*Stated goal 1:* Reproduce the entire passage on verbal neologisms word for word, with no changes.

*Source extract:*
════════════════

Distributional Analysis of Verbal Neologisms: Task Definition and Dataset Construction
p. 21-26
Résumés
In this paper we introduce the task of interpreting verbal neologism (VNeo) for the Italian language making use of a highly context-sensitive distributional semantic model (DSM). The task is commonly performed manually by lexicographers verifying the contexts in which the VNeo appear. Developing such a task is likely to be of use from a cognitive, social and linguistic perspective. In the following, we first outline the motivation for our study and our goal, then focus on the construction of the dataset and the definition of the task.
In questo contributo introduciamo un task di interpretazione dei neologismi verbali (Vneo) in italiano, utilizzando un modello di semantica distribuzionale altamente sensibile al contesto. Questa attività è comunemente svolta manualmente dai lessicografi, i quali verificano il contesto in cui il Vneo appare. Sviluppare questo tipo di task può rivelarsi utile da una prospettiva linguistica, cognitiva e sociale. Di seguito presenteremo inizialmente le motivazioni e gli scopi dell’analisi, concentrandoci poi sulla costruzione del dataset e sulla definizione del task.
Texte intégral
1 Introduction: motivation and goals
1Studying neologisms can tell us several things. From a lexicographic point of view, neologisms can show trends that a language is following. In our opinion, they can also shed light on various aspects related to linguistic creativity; when speakers use new words (coined by themselves, or recently coined by someone else), they expect that the hearer can understand what they have just said.1 Reversing the perspective, from the point of view of the hearers, when they encounter a word for the first time, they are generally capable of making hypotheses about the meaning of that word. The process of understanding unknown words involves the employment of previously acquired information. This knowledge can come from various sources: experience of the world, education, and contextual elements;2 in this contribution we focus on linguistic contextual (namely co-occurrence) information.
2For computational linguistics, neologisms raise some intriguing issues: automatic detection (especially for languages which do not separate written words with blank spaces); lemmatisation; POS tagging; semantic analysis; and so forth.

════════════════

Stored data entries:
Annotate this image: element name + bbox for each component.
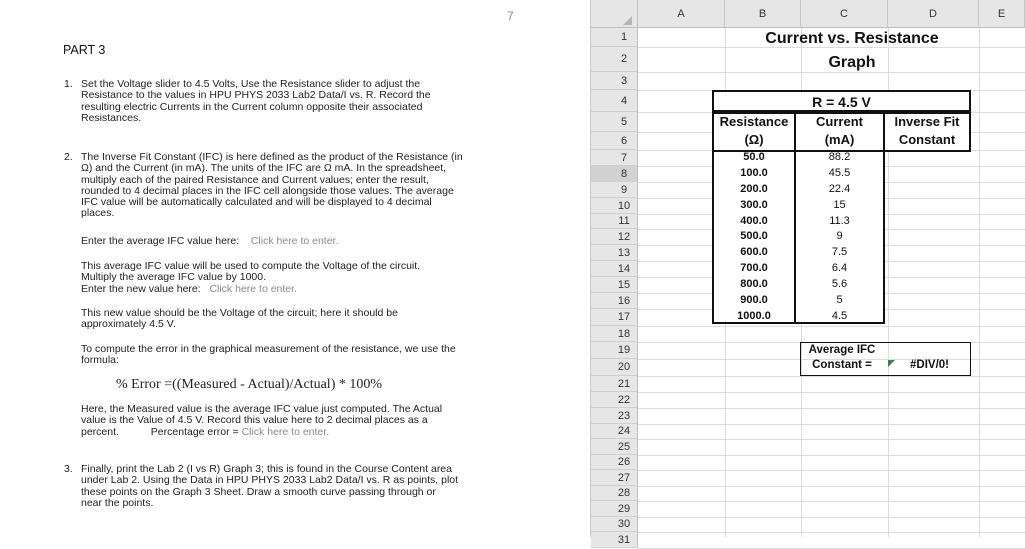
row-header-21[interactable]: [591, 376, 638, 392]
gridline-row: [638, 532, 1025, 533]
part-heading: PART 3: [63, 43, 106, 57]
new-value-entry-row: [81, 284, 521, 295]
row-header-20[interactable]: [591, 359, 638, 376]
text-line: Multiply the average IFC value by 1000.: [81, 271, 267, 284]
gridline-col: [979, 28, 980, 537]
row-header-12[interactable]: [591, 229, 638, 245]
column-header-a[interactable]: A: [638, 0, 725, 28]
row-number: 22: [617, 393, 631, 406]
resistance-header: Resistance: [719, 114, 789, 129]
row-header-22[interactable]: [591, 392, 638, 408]
row-header-1[interactable]: [591, 28, 638, 47]
gridline-row: [638, 486, 1025, 487]
text-line: Finally, print the Lab 2 (I vs R) Graph 3; this is found in the Course Content area: [81, 463, 452, 475]
gridline-row: [638, 501, 1025, 502]
row-number: 2: [620, 53, 628, 65]
row-header-17[interactable]: [591, 309, 638, 326]
row-number: 7: [620, 151, 628, 164]
pct-error-input-field[interactable]: Click here to enter.: [241, 425, 330, 438]
gridline-row: [638, 72, 1025, 73]
current-cell[interactable]: 4.5: [831, 310, 848, 322]
text-line: This new value should be the Voltage of the circuit; here it should be: [81, 307, 398, 319]
average-ifc-label-line1: Average IFC: [808, 344, 876, 356]
text-line: rounded to 4 decimal places in the IFC cell alongside those values. The average: [81, 184, 454, 197]
current-cell[interactable]: 5.6: [831, 278, 848, 290]
row-header-25[interactable]: [591, 439, 638, 455]
ifc-header-line1: Inverse Fit: [894, 114, 960, 129]
gridline-row: [638, 376, 1025, 377]
measured-explanation: [81, 404, 521, 438]
row-number: 29: [617, 502, 631, 515]
row-header-14[interactable]: [591, 261, 638, 277]
row-number: 26: [617, 456, 631, 468]
gridline-row: [638, 470, 1025, 471]
select-all-icon: [623, 16, 632, 25]
compute-voltage-text: [81, 261, 521, 295]
avg-ifc-label: Enter the average IFC value here:: [81, 235, 240, 247]
row-number: 31: [617, 533, 631, 546]
row-number: 17: [617, 311, 631, 323]
sheet-title-line1: Current vs. Resistance: [765, 30, 939, 47]
text-line: formula:: [81, 354, 119, 367]
gridline-row: [638, 455, 1025, 456]
text-line: The Inverse Fit Constant (IFC) is here defined as the product of the Resistance (in: [81, 151, 463, 163]
row-number: 24: [617, 425, 631, 437]
avg-ifc-entry-row: [81, 236, 521, 247]
row-header-5[interactable]: [591, 112, 638, 132]
column-header-d[interactable]: D: [888, 0, 979, 28]
row-number: 25: [617, 440, 631, 453]
text-line: near the points.: [81, 496, 154, 509]
resistance-cell[interactable]: 900.0: [740, 294, 768, 306]
current-cell[interactable]: 15: [833, 199, 846, 211]
row-header-18[interactable]: [591, 326, 638, 342]
row-number: 11: [618, 215, 630, 227]
row-number: 19: [617, 344, 631, 356]
gridline-row: [638, 424, 1025, 425]
current-cell[interactable]: 11.3: [829, 215, 850, 227]
gridline-row: [638, 517, 1025, 518]
text-line: resulting electric Currents in the Current column opposite their associated: [81, 100, 423, 113]
row-number: 5: [620, 115, 628, 128]
text-line: Here, the Measured value is the average IFC value just computed. The Actual: [81, 403, 443, 415]
resistance-cell[interactable]: 100.0: [740, 167, 768, 179]
row-header-29[interactable]: [591, 501, 638, 517]
column-header-b[interactable]: B: [725, 0, 801, 28]
resistance-cell[interactable]: 500.0: [740, 230, 768, 242]
text-line: multiply each of the paired Resistance and Current values; enter the result,: [81, 173, 429, 186]
current-cell[interactable]: 22.4: [828, 183, 851, 195]
text-line: To compute the error in the graphical measurement of the resistance, we use the: [81, 343, 456, 355]
current-cell[interactable]: 45.5: [828, 167, 851, 179]
average-ifc-value-cell[interactable]: #DIV/0!: [910, 359, 949, 371]
row-number: 10: [617, 199, 631, 212]
resistance-cell[interactable]: 1000.0: [737, 310, 771, 322]
text-line: Resistance to the values in HPU PHYS 2033 Lab2 Data/I vs. R. Record the: [81, 89, 431, 102]
row-header-15[interactable]: [591, 277, 638, 293]
current-unit: (mA): [824, 132, 855, 147]
text-line: places.: [81, 207, 115, 220]
text-line: these points on the Graph 3 Sheet. Draw a smooth curve passing through or: [81, 485, 436, 498]
row-header-19[interactable]: [591, 342, 638, 359]
row-number: 8: [620, 167, 628, 180]
row-number: 13: [617, 246, 631, 259]
row-number: 6: [620, 134, 628, 147]
row-number: 14: [617, 262, 631, 275]
gridline-row: [638, 439, 1025, 440]
gridline-row: [638, 408, 1025, 409]
row-number: 9: [620, 183, 628, 196]
row-header-23[interactable]: [591, 408, 638, 424]
gridline-row: [638, 392, 1025, 393]
text-line: IFC value will be automatically calculated and will be displayed to 4 decimal: [81, 196, 432, 209]
resistance-cell[interactable]: 50.0: [743, 151, 765, 163]
text-line: Ω) and the Current (in mA). The units of the IFC are Ω mA. In the spreadsheet,: [81, 162, 447, 175]
row-header-31[interactable]: [591, 532, 638, 548]
average-ifc-label-line2: Constant =: [812, 359, 872, 371]
new-value-input-field[interactable]: Click here to enter.: [209, 282, 297, 295]
row-header-4[interactable]: [591, 90, 638, 112]
row-number: 4: [620, 94, 628, 107]
row-header-28[interactable]: [591, 486, 638, 501]
row-number: 23: [617, 409, 631, 422]
resistance-cell[interactable]: 400.0: [740, 215, 768, 227]
percent-label: percent.: [81, 425, 119, 438]
voltage-note: [81, 308, 521, 331]
item-number: 2.: [64, 151, 73, 163]
instruction-item-1: [64, 78, 521, 124]
row-header-8[interactable]: [591, 166, 638, 182]
text-line: This average IFC value will be used to compute the Voltage of the circuit.: [81, 260, 421, 272]
row-number: 20: [617, 361, 631, 373]
current-cell[interactable]: 88.2: [828, 151, 851, 163]
avg-ifc-input-field[interactable]: Click here to enter.: [250, 235, 339, 247]
gridline-row: [638, 326, 1025, 327]
current-header: Current: [816, 114, 863, 129]
row-header-3[interactable]: [591, 72, 638, 90]
instruction-item-2: [64, 151, 521, 220]
voltage-header-box: [712, 90, 971, 112]
row-number: 1: [620, 31, 628, 43]
current-cell[interactable]: 5: [836, 294, 843, 306]
row-header-16[interactable]: [591, 293, 638, 309]
resistance-cell[interactable]: 800.0: [740, 278, 768, 290]
spreadsheet-pane: [590, 0, 1025, 546]
item-number: 1.: [64, 78, 73, 90]
new-value-label: Enter the new value here:: [81, 282, 201, 295]
text-line: Set the Voltage slider to 4.5 Volts, Use the Resistance slider to adjust the: [81, 78, 421, 90]
row-header-26[interactable]: [591, 455, 638, 470]
current-cell[interactable]: 9: [836, 230, 843, 242]
text-line: approximately 4.5 V.: [81, 318, 176, 331]
row-number: 15: [617, 278, 631, 291]
voltage-header: R = 4.5 V: [812, 94, 871, 110]
text-line: under Lab 2. Using the Data in HPU PHYS 2033 Lab2 Data/I vs. R as points, plot: [81, 474, 459, 487]
row-header-6[interactable]: [591, 132, 638, 150]
page-number: 7: [507, 9, 514, 23]
item-number: 3.: [64, 463, 73, 475]
row-header-9[interactable]: [591, 182, 638, 198]
row-number: 27: [617, 471, 631, 484]
row-number: 12: [617, 230, 631, 243]
text-line: value is the Value of 4.5 V. Record this value here to 2 decimal places as a: [81, 414, 428, 427]
row-header-27[interactable]: [591, 470, 638, 486]
instruction-item-3: [64, 463, 521, 509]
resistance-cell[interactable]: 600.0: [740, 246, 768, 258]
percent-error-row: [81, 427, 521, 438]
row-header-11[interactable]: [591, 214, 638, 229]
current-cell[interactable]: 6.4: [831, 262, 848, 274]
row-header-2[interactable]: [591, 47, 638, 72]
error-formula: % Error =((Measured - Actual)/Actual) * 100%: [116, 377, 383, 392]
row-header-24[interactable]: [591, 424, 638, 439]
select-all-corner[interactable]: [591, 0, 638, 28]
resistance-unit: (Ω): [744, 132, 764, 147]
column-header-c[interactable]: C: [801, 0, 888, 28]
ifc-header-line2: Constant: [898, 132, 956, 147]
row-number: 3: [620, 74, 628, 87]
resistance-cell[interactable]: 300.0: [740, 199, 768, 211]
row-header-13[interactable]: [591, 245, 638, 261]
error-intro: [81, 344, 521, 367]
column-header-e[interactable]: E: [979, 0, 1025, 28]
row-header-30[interactable]: [591, 517, 638, 532]
sheet-title-line2: Graph: [828, 54, 876, 71]
resistance-cell[interactable]: 700.0: [740, 262, 768, 274]
row-number: 16: [617, 294, 631, 307]
resistance-cell[interactable]: 200.0: [740, 183, 768, 195]
row-number: 30: [617, 518, 631, 530]
row-header-7[interactable]: [591, 150, 638, 166]
row-number: 28: [617, 487, 631, 499]
row-header-10[interactable]: [591, 198, 638, 214]
current-cell[interactable]: 7.5: [831, 246, 848, 258]
row-number: 21: [617, 377, 631, 390]
row-number: 18: [617, 327, 631, 340]
pct-error-label: Percentage error =: [150, 425, 239, 438]
text-line: Resistances.: [81, 111, 142, 124]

════════════════

*Stated goal 2:* How many lines in the records contain the string "each"? Reply with the number only.

*Response 1:*
Distributional Analysis of Verbal Neologisms: Task Definition and Dataset Construction
p. 21-26
Résumés
In this paper we introduce the task of interpreting verbal neologism (VNeo) for the Italian language making use of a highly context-sensitive distributional semantic model (DSM). The task is commonly performed manually by lexicographers verifying the contexts in which the VNeo appear. Developing such a task is likely to be of use from a cognitive, social and linguistic perspective. In the following, we first outline the motivation for our study and our goal, then focus on the construction of the dataset and the definition of the task.
In questo contributo introduciamo un task di interpretazione dei neologismi verbali (Vneo) in italiano, utilizzando un modello di semantica distribuzionale altamente sensibile al contesto. Questa attività è comunemente svolta manualmente dai lessicografi, i quali verificano il contesto in cui il Vneo appare. Sviluppare questo tipo di task può rivelarsi utile da una prospettiva linguistica, cognitiva e sociale. Di seguito presenteremo inizialmente le motivazioni e gli scopi dell’analisi, concentrandoci poi sulla costruzione del dataset e sulla definizione del task.
Texte intégral
1 Introduction: motivation and goals
1Studying neologisms can tell us several things. From a lexicographic point of view, neologisms can show trends that a language is following. In our opinion, they can also shed light on various aspects related to linguistic creativity; when speakers use new words (coined by themselves, or recently coined by someone else), they expect that the hearer can understand what they have just said.1 Reversing the perspective, from the point of view of the hearers, when they encounter a word for the first time, they are generally capable of making hypotheses about the meaning of that word. The process of understanding unknown words involves the employment of previously acquired information. This knowledge can come from various sources: experience of the world, education, and contextual elements;2 in this contribution we focus on linguistic contextual (namely co-occurrence) information.
2For computational linguistics, neologisms raise some intriguing issues: automatic detection (especially for languages which do not separate written words with blank spaces); lemmatisation; POS tagging; semantic analysis; and so forth.

*Response 2:* 2